AIM>
All the data must come back unchanged, except that pictures are left out.

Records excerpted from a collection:
------------------------------------------------------------------------
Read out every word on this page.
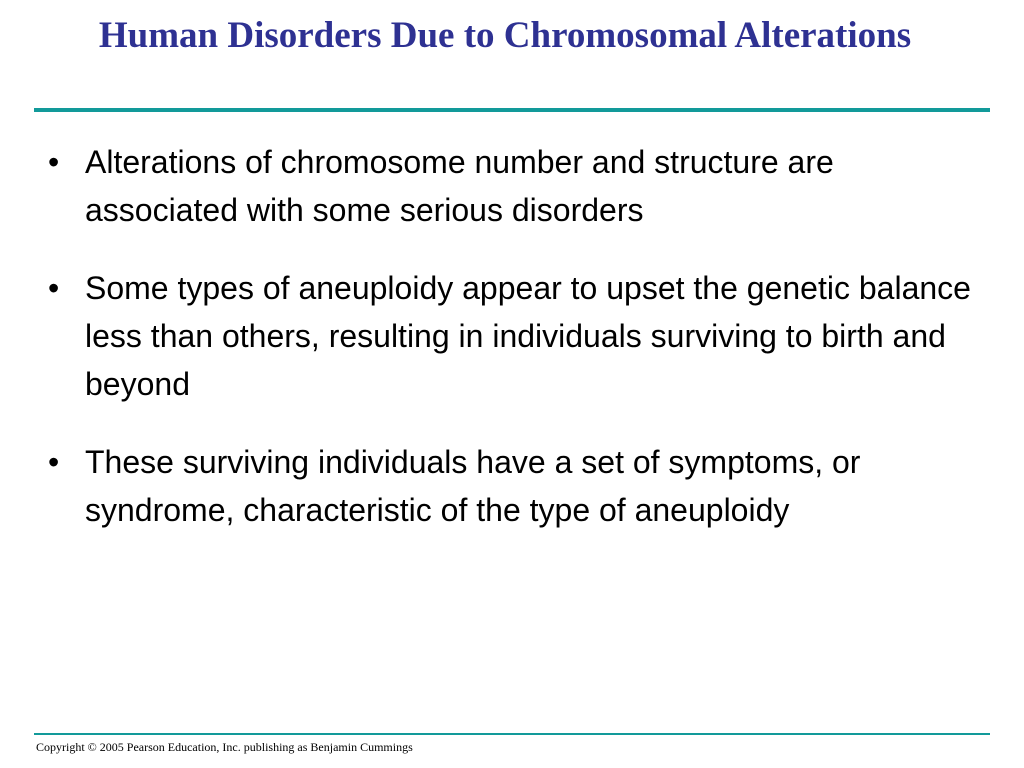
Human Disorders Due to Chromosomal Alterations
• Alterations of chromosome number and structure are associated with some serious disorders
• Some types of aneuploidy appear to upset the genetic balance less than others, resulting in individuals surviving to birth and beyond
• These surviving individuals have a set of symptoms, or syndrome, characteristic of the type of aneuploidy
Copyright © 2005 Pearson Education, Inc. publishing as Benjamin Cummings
------------------------------------------------------------------------
ANSWER TO THIS EXERCISE>
Read out every word on this page.
Human Disorders Due to Chromosomal Alterations
• Alterations of chromosome number and structure are associated with some serious disorders
• Some types of aneuploidy appear to upset the genetic balance less than others, resulting in individuals surviving to birth and beyond
• These surviving individuals have a set of symptoms, or syndrome, characteristic of the type of aneuploidy
Copyright © 2005 Pearson Education, Inc. publishing as Benjamin Cummings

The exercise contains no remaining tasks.